Data entries:
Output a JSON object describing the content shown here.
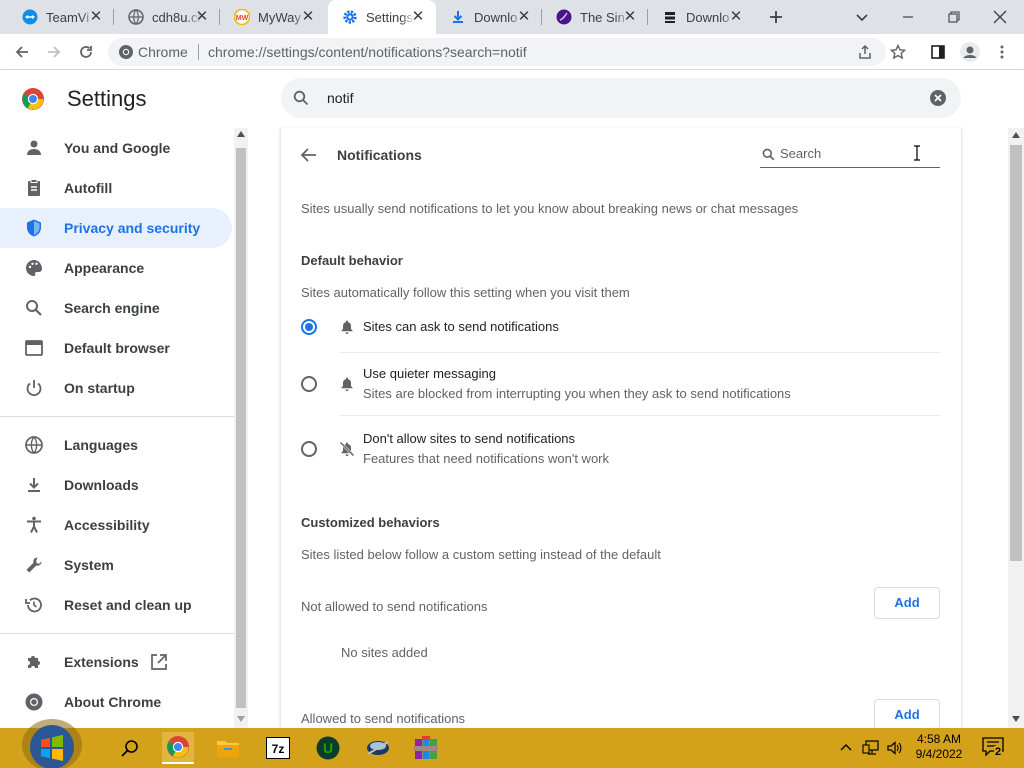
{
  "browser": {
    "tabs": [
      {
        "title": "TeamVi",
        "icon": "teamviewer-icon",
        "active": false
      },
      {
        "title": "cdh8u.cl",
        "icon": "globe-icon",
        "active": false
      },
      {
        "title": "MyWay",
        "icon": "myway-icon",
        "active": false
      },
      {
        "title": "Settings",
        "icon": "settings-gear-icon",
        "active": true
      },
      {
        "title": "Downlo",
        "icon": "download-icon",
        "active": false
      },
      {
        "title": "The Sin",
        "icon": "purple-circle-icon",
        "active": false
      },
      {
        "title": "Downlo",
        "icon": "download-site-icon",
        "active": false
      }
    ],
    "tab_close_glyph": "✕",
    "omnibox": {
      "site_label": "Chrome",
      "url": "chrome://settings/content/notifications?search=notif"
    }
  },
  "settings": {
    "title": "Settings",
    "search_query": "notif",
    "sidebar": [
      {
        "label": "You and Google",
        "icon": "person-icon"
      },
      {
        "label": "Autofill",
        "icon": "clipboard-icon"
      },
      {
        "label": "Privacy and security",
        "icon": "shield-icon",
        "selected": true
      },
      {
        "label": "Appearance",
        "icon": "palette-icon"
      },
      {
        "label": "Search engine",
        "icon": "search-icon"
      },
      {
        "label": "Default browser",
        "icon": "browser-window-icon"
      },
      {
        "label": "On startup",
        "icon": "power-icon"
      },
      {
        "label": "Languages",
        "icon": "globe-icon"
      },
      {
        "label": "Downloads",
        "icon": "download-icon"
      },
      {
        "label": "Accessibility",
        "icon": "accessibility-icon"
      },
      {
        "label": "System",
        "icon": "wrench-icon"
      },
      {
        "label": "Reset and clean up",
        "icon": "restore-icon"
      },
      {
        "label": "Extensions",
        "icon": "puzzle-icon"
      },
      {
        "label": "About Chrome",
        "icon": "chrome-icon"
      }
    ]
  },
  "notifications": {
    "title": "Notifications",
    "search_placeholder": "Search",
    "description": "Sites usually send notifications to let you know about breaking news or chat messages",
    "default_behavior": {
      "heading": "Default behavior",
      "subheading": "Sites automatically follow this setting when you visit them",
      "options": [
        {
          "label": "Sites can ask to send notifications",
          "sublabel": "",
          "selected": true,
          "icon": "bell-icon"
        },
        {
          "label": "Use quieter messaging",
          "sublabel": "Sites are blocked from interrupting you when they ask to send notifications",
          "selected": false,
          "icon": "bell-icon"
        },
        {
          "label": "Don't allow sites to send notifications",
          "sublabel": "Features that need notifications won't work",
          "selected": false,
          "icon": "bell-off-icon"
        }
      ]
    },
    "customized": {
      "heading": "Customized behaviors",
      "subheading": "Sites listed below follow a custom setting instead of the default",
      "not_allowed_label": "Not allowed to send notifications",
      "add_label": "Add",
      "no_sites": "No sites added",
      "allowed_label": "Allowed to send notifications",
      "add_label_2": "Add"
    }
  },
  "taskbar": {
    "time": "4:58 AM",
    "date": "9/4/2022",
    "notification_count": "2",
    "apps": [
      "start-orb-icon",
      "search-icon",
      "chrome-icon",
      "file-explorer-icon",
      "7zip-icon",
      "upwork-icon",
      "network-drive-icon",
      "winrar-icon"
    ]
  },
  "colors": {
    "accent": "#1a73e8",
    "taskbar": "#d4a21a",
    "tabstrip": "#dee1e6"
  }
}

Written exercise: Gather each line in the entries above where the string "browser" is found.

Exercise output:
  "browser": {
        "label": "Default browser",
        "icon": "browser-window-icon"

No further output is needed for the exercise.